* **Prompt**: Search the listing below for the string "Μηχανοκίνητα" and show each line that contains it.

-------- Information supplied --------

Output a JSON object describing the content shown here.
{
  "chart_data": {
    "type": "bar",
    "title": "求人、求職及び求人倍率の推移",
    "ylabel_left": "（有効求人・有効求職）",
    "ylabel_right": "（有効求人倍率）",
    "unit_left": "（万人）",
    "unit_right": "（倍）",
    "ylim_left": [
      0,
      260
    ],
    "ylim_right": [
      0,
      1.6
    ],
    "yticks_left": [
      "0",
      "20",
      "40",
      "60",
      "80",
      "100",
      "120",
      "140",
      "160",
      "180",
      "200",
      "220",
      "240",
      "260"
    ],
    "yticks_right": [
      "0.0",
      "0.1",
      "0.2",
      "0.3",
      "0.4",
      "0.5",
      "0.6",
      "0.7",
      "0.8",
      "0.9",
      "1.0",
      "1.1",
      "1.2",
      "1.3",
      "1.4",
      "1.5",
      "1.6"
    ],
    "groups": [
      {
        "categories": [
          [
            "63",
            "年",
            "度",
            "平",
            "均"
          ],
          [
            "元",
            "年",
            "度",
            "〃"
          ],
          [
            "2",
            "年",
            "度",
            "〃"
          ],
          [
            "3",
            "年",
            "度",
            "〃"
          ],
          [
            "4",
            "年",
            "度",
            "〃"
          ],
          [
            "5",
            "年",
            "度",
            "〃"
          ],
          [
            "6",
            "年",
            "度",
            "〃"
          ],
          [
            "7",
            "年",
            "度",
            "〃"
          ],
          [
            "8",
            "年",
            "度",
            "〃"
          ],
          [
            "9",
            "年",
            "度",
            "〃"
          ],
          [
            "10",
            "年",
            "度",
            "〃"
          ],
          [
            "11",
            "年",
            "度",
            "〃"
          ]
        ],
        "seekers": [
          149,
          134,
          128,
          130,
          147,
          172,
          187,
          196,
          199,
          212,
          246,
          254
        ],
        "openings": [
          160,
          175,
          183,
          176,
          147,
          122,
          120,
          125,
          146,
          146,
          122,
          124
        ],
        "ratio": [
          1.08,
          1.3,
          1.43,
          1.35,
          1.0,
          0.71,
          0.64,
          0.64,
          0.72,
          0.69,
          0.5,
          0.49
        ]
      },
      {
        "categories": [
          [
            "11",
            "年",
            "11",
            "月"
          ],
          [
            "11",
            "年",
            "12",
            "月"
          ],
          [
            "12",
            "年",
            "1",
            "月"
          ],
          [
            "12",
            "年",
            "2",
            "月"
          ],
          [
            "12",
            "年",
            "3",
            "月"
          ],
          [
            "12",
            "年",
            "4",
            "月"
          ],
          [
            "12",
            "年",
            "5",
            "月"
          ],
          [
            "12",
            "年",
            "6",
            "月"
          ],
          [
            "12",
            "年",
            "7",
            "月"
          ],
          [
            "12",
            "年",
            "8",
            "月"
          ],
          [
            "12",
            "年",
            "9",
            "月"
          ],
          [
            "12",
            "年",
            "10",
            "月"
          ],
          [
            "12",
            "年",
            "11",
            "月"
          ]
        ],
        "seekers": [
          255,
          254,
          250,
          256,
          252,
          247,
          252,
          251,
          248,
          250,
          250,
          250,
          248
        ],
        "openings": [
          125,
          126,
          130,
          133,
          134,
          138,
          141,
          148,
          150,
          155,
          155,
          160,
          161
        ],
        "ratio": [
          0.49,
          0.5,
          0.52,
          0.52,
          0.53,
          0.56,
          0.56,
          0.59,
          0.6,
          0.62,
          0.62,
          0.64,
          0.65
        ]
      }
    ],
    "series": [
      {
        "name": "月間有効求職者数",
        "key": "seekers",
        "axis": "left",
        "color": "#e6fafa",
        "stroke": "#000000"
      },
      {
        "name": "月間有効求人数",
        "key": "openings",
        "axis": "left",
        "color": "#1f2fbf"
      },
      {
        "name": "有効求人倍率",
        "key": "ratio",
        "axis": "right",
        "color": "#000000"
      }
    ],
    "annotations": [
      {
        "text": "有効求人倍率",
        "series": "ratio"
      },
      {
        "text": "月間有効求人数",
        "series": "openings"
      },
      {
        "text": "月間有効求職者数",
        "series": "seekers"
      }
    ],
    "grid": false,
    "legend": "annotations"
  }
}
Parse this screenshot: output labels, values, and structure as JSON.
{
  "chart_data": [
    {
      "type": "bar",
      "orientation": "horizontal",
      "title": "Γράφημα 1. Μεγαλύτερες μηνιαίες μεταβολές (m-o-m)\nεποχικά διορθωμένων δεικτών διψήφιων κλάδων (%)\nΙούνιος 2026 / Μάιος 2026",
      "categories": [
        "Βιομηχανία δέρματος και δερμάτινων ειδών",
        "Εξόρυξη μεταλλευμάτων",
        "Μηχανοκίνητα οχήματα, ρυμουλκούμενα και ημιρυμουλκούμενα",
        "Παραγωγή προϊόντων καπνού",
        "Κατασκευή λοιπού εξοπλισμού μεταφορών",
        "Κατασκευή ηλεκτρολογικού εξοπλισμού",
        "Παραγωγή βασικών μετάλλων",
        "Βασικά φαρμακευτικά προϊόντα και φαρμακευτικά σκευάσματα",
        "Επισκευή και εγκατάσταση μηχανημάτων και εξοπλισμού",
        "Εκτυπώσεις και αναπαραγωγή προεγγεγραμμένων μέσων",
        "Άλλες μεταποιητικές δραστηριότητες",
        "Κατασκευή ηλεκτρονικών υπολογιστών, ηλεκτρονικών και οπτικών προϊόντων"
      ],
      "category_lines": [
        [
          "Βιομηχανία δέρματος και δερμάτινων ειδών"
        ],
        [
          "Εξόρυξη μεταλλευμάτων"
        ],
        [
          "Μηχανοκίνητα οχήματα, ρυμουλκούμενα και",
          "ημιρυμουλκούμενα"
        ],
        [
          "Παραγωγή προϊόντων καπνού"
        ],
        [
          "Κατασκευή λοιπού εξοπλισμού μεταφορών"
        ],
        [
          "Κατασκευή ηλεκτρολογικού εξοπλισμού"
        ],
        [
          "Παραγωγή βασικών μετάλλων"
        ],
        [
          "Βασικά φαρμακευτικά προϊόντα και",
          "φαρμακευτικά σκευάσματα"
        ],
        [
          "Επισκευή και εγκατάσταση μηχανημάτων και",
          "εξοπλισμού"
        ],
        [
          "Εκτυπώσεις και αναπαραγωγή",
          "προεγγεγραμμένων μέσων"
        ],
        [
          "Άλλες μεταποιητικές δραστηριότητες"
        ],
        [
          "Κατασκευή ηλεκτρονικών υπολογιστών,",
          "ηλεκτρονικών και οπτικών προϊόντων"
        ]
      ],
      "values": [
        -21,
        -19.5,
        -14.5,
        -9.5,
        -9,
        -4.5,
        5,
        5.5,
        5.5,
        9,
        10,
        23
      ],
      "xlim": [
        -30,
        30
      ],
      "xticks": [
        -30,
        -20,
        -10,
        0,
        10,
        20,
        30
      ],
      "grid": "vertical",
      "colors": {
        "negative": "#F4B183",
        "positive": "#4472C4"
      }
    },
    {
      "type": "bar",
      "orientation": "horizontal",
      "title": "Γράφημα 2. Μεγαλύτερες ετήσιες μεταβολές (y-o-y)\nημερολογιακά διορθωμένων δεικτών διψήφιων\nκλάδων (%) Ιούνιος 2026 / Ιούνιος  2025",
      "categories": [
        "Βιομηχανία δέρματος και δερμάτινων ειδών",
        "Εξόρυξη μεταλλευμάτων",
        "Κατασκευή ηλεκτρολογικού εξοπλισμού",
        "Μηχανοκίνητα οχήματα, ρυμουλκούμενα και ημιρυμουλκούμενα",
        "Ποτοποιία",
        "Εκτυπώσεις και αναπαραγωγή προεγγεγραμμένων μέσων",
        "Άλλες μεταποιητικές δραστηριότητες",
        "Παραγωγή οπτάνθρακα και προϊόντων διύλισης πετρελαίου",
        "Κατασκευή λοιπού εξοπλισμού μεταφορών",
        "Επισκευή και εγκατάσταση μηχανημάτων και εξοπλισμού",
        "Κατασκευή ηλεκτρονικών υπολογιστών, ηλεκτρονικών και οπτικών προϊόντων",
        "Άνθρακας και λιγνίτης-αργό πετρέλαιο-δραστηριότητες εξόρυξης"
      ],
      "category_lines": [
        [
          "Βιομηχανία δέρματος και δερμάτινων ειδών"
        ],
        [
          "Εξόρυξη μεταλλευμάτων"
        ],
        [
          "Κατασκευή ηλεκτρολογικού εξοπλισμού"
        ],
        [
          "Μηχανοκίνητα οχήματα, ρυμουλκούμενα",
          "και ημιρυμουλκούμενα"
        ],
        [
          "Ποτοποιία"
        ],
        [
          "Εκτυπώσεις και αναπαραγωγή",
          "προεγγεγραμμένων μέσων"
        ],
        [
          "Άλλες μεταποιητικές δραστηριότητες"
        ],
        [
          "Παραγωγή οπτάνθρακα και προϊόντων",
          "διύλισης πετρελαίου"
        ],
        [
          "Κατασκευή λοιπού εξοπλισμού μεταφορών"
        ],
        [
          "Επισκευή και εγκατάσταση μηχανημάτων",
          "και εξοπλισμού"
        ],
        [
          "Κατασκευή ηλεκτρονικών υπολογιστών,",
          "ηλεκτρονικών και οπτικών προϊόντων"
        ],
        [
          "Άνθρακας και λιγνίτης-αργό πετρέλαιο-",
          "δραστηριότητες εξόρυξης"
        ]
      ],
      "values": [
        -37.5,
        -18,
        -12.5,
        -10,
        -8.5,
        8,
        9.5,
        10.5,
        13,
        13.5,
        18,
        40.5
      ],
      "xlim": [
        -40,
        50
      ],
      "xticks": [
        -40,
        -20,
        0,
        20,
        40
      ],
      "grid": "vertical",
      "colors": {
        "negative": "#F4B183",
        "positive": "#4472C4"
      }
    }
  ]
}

--------

* **In response**:
        "Μηχανοκίνητα οχήματα, ρυμουλκούμενα και ημιρυμουλκούμενα",
          "Μηχανοκίνητα οχήματα, ρυμουλκούμενα και",
        "Μηχανοκίνητα οχήματα, ρυμουλκούμενα και ημιρυμουλκούμενα",
          "Μηχανοκίνητα οχήματα, ρυμουλκούμενα",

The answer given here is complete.